Problem to solve:
Output all of the data below exactly as given.
------ Given records ------
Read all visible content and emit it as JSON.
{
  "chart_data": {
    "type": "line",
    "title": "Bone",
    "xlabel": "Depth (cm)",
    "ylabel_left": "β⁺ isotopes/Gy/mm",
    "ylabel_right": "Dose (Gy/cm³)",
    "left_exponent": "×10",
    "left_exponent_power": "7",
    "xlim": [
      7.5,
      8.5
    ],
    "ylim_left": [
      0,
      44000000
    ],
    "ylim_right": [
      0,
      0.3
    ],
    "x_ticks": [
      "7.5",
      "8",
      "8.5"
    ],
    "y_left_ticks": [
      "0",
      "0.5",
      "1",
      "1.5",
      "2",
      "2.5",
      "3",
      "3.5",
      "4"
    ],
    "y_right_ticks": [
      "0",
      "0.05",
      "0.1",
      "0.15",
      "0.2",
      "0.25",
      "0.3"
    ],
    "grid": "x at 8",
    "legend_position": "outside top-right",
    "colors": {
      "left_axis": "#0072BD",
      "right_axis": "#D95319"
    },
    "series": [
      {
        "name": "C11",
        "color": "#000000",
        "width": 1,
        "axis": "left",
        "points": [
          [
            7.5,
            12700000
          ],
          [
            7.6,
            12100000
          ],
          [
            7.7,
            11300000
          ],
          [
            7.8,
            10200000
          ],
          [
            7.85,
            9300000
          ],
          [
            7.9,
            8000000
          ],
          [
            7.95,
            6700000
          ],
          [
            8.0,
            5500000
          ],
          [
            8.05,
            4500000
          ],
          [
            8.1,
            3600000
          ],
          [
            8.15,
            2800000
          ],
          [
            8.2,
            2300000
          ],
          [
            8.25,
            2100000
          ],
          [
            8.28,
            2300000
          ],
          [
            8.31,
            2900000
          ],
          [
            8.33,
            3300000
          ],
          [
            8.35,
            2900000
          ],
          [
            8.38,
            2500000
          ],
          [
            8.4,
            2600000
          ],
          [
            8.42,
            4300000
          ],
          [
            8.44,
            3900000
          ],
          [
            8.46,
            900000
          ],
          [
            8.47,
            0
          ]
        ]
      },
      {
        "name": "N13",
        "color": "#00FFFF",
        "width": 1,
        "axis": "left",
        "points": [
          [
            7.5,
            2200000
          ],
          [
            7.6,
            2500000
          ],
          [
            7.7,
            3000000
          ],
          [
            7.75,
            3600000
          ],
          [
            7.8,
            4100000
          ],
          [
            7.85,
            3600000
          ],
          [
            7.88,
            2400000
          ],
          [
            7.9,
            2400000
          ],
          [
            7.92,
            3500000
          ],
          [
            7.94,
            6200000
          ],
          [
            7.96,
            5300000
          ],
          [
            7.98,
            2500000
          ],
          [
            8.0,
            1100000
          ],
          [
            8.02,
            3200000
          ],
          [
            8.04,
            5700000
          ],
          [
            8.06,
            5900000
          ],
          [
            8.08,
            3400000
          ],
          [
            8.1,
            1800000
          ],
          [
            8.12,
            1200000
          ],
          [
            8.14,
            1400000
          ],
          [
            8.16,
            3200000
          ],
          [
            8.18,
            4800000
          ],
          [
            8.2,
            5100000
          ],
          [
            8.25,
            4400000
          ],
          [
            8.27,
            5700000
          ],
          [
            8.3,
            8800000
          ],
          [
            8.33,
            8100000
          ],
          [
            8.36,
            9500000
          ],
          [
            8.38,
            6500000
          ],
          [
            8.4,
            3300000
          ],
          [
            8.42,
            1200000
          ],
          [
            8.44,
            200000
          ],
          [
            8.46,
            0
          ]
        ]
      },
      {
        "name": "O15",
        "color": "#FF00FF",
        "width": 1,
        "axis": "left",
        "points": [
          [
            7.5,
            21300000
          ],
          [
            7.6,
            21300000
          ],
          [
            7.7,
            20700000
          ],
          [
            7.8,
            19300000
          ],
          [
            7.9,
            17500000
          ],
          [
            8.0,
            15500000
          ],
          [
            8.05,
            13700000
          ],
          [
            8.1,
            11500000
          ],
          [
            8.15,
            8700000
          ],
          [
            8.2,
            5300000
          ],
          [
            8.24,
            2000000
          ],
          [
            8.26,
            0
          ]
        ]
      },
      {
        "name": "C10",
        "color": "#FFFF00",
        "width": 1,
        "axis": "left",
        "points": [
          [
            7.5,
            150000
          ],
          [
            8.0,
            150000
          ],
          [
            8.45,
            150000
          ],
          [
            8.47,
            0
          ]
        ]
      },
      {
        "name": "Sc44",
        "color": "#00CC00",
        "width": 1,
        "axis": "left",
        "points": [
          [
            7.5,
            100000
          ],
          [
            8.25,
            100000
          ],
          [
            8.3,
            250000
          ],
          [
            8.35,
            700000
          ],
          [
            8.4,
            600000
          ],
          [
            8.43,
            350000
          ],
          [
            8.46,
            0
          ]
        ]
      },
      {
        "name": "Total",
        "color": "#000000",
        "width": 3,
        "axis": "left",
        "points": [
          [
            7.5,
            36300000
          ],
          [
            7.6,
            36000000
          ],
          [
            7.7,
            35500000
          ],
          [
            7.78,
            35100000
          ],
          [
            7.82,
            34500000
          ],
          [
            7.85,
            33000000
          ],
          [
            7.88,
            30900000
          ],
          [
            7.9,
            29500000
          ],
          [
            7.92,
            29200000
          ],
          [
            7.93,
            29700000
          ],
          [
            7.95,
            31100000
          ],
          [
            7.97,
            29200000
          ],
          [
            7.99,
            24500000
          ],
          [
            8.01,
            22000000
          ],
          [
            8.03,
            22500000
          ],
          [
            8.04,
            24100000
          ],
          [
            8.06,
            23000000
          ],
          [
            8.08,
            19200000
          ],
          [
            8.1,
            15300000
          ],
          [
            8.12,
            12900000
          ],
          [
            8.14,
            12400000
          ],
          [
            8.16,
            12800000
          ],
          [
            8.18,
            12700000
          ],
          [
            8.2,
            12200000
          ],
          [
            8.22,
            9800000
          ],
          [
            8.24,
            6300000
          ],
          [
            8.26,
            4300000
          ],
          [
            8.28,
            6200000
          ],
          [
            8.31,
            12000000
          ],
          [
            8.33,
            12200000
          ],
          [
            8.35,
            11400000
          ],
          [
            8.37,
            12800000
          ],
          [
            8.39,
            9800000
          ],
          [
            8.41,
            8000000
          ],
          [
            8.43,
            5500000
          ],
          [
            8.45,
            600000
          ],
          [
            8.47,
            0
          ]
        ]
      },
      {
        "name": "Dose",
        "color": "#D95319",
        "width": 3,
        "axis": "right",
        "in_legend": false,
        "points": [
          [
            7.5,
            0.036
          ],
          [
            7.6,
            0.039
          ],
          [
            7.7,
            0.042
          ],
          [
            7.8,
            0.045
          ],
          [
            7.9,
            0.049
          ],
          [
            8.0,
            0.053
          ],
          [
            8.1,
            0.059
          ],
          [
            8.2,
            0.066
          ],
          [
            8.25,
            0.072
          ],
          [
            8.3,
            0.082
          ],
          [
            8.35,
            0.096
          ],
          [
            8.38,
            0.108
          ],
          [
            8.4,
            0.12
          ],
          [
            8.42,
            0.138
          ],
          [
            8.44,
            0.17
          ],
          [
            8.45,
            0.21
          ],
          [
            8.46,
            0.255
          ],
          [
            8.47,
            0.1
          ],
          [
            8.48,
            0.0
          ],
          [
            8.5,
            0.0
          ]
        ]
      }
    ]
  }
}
------
Reply to the task:
Read all visible content and emit it as JSON.
{
  "chart_data": {
    "type": "line",
    "title": "Bone",
    "xlabel": "Depth (cm)",
    "ylabel_left": "β⁺ isotopes/Gy/mm",
    "ylabel_right": "Dose (Gy/cm³)",
    "left_exponent": "×10",
    "left_exponent_power": "7",
    "xlim": [
      7.5,
      8.5
    ],
    "ylim_left": [
      0,
      44000000
    ],
    "ylim_right": [
      0,
      0.3
    ],
    "x_ticks": [
      "7.5",
      "8",
      "8.5"
    ],
    "y_left_ticks": [
      "0",
      "0.5",
      "1",
      "1.5",
      "2",
      "2.5",
      "3",
      "3.5",
      "4"
    ],
    "y_right_ticks": [
      "0",
      "0.05",
      "0.1",
      "0.15",
      "0.2",
      "0.25",
      "0.3"
    ],
    "grid": "x at 8",
    "legend_position": "outside top-right",
    "colors": {
      "left_axis": "#0072BD",
      "right_axis": "#D95319"
    },
    "series": [
      {
        "name": "C11",
        "color": "#000000",
        "width": 1,
        "axis": "left",
        "points": [
          [
            7.5,
            12700000
          ],
          [
            7.6,
            12100000
          ],
          [
            7.7,
            11300000
          ],
          [
            7.8,
            10200000
          ],
          [
            7.85,
            9300000
          ],
          [
            7.9,
            8000000
          ],
          [
            7.95,
            6700000
          ],
          [
            8.0,
            5500000
          ],
          [
            8.05,
            4500000
          ],
          [
            8.1,
            3600000
          ],
          [
            8.15,
            2800000
          ],
          [
            8.2,
            2300000
          ],
          [
            8.25,
            2100000
          ],
          [
            8.28,
            2300000
          ],
          [
            8.31,
            2900000
          ],
          [
            8.33,
            3300000
          ],
          [
            8.35,
            2900000
          ],
          [
            8.38,
            2500000
          ],
          [
            8.4,
            2600000
          ],
          [
            8.42,
            4300000
          ],
          [
            8.44,
            3900000
          ],
          [
            8.46,
            900000
          ],
          [
            8.47,
            0
          ]
        ]
      },
      {
        "name": "N13",
        "color": "#00FFFF",
        "width": 1,
        "axis": "left",
        "points": [
          [
            7.5,
            2200000
          ],
          [
            7.6,
            2500000
          ],
          [
            7.7,
            3000000
          ],
          [
            7.75,
            3600000
          ],
          [
            7.8,
            4100000
          ],
          [
            7.85,
            3600000
          ],
          [
            7.88,
            2400000
          ],
          [
            7.9,
            2400000
          ],
          [
            7.92,
            3500000
          ],
          [
            7.94,
            6200000
          ],
          [
            7.96,
            5300000
          ],
          [
            7.98,
            2500000
          ],
          [
            8.0,
            1100000
          ],
          [
            8.02,
            3200000
          ],
          [
            8.04,
            5700000
          ],
          [
            8.06,
            5900000
          ],
          [
            8.08,
            3400000
          ],
          [
            8.1,
            1800000
          ],
          [
            8.12,
            1200000
          ],
          [
            8.14,
            1400000
          ],
          [
            8.16,
            3200000
          ],
          [
            8.18,
            4800000
          ],
          [
            8.2,
            5100000
          ],
          [
            8.25,
            4400000
          ],
          [
            8.27,
            5700000
          ],
          [
            8.3,
            8800000
          ],
          [
            8.33,
            8100000
          ],
          [
            8.36,
            9500000
          ],
          [
            8.38,
            6500000
          ],
          [
            8.4,
            3300000
          ],
          [
            8.42,
            1200000
          ],
          [
            8.44,
            200000
          ],
          [
            8.46,
            0
          ]
        ]
      },
      {
        "name": "O15",
        "color": "#FF00FF",
        "width": 1,
        "axis": "left",
        "points": [
          [
            7.5,
            21300000
          ],
          [
            7.6,
            21300000
          ],
          [
            7.7,
            20700000
          ],
          [
            7.8,
            19300000
          ],
          [
            7.9,
            17500000
          ],
          [
            8.0,
            15500000
          ],
          [
            8.05,
            13700000
          ],
          [
            8.1,
            11500000
          ],
          [
            8.15,
            8700000
          ],
          [
            8.2,
            5300000
          ],
          [
            8.24,
            2000000
          ],
          [
            8.26,
            0
          ]
        ]
      },
      {
        "name": "C10",
        "color": "#FFFF00",
        "width": 1,
        "axis": "left",
        "points": [
          [
            7.5,
            150000
          ],
          [
            8.0,
            150000
          ],
          [
            8.45,
            150000
          ],
          [
            8.47,
            0
          ]
        ]
      },
      {
        "name": "Sc44",
        "color": "#00CC00",
        "width": 1,
        "axis": "left",
        "points": [
          [
            7.5,
            100000
          ],
          [
            8.25,
            100000
          ],
          [
            8.3,
            250000
          ],
          [
            8.35,
            700000
          ],
          [
            8.4,
            600000
          ],
          [
            8.43,
            350000
          ],
          [
            8.46,
            0
          ]
        ]
      },
      {
        "name": "Total",
        "color": "#000000",
        "width": 3,
        "axis": "left",
        "points": [
          [
            7.5,
            36300000
          ],
          [
            7.6,
            36000000
          ],
          [
            7.7,
            35500000
          ],
          [
            7.78,
            35100000
          ],
          [
            7.82,
            34500000
          ],
          [
            7.85,
            33000000
          ],
          [
            7.88,
            30900000
          ],
          [
            7.9,
            29500000
          ],
          [
            7.92,
            29200000
          ],
          [
            7.93,
            29700000
          ],
          [
            7.95,
            31100000
          ],
          [
            7.97,
            29200000
          ],
          [
            7.99,
            24500000
          ],
          [
            8.01,
            22000000
          ],
          [
            8.03,
            22500000
          ],
          [
            8.04,
            24100000
          ],
          [
            8.06,
            23000000
          ],
          [
            8.08,
            19200000
          ],
          [
            8.1,
            15300000
          ],
          [
            8.12,
            12900000
          ],
          [
            8.14,
            12400000
          ],
          [
            8.16,
            12800000
          ],
          [
            8.18,
            12700000
          ],
          [
            8.2,
            12200000
          ],
          [
            8.22,
            9800000
          ],
          [
            8.24,
            6300000
          ],
          [
            8.26,
            4300000
          ],
          [
            8.28,
            6200000
          ],
          [
            8.31,
            12000000
          ],
          [
            8.33,
            12200000
          ],
          [
            8.35,
            11400000
          ],
          [
            8.37,
            12800000
          ],
          [
            8.39,
            9800000
          ],
          [
            8.41,
            8000000
          ],
          [
            8.43,
            5500000
          ],
          [
            8.45,
            600000
          ],
          [
            8.47,
            0
          ]
        ]
      },
      {
        "name": "Dose",
        "color": "#D95319",
        "width": 3,
        "axis": "right",
        "in_legend": false,
        "points": [
          [
            7.5,
            0.036
          ],
          [
            7.6,
            0.039
          ],
          [
            7.7,
            0.042
          ],
          [
            7.8,
            0.045
          ],
          [
            7.9,
            0.049
          ],
          [
            8.0,
            0.053
          ],
          [
            8.1,
            0.059
          ],
          [
            8.2,
            0.066
          ],
          [
            8.25,
            0.072
          ],
          [
            8.3,
            0.082
          ],
          [
            8.35,
            0.096
          ],
          [
            8.38,
            0.108
          ],
          [
            8.4,
            0.12
          ],
          [
            8.42,
            0.138
          ],
          [
            8.44,
            0.17
          ],
          [
            8.45,
            0.21
          ],
          [
            8.46,
            0.255
          ],
          [
            8.47,
            0.1
          ],
          [
            8.48,
            0.0
          ],
          [
            8.5,
            0.0
          ]
        ]
      }
    ]
  }
}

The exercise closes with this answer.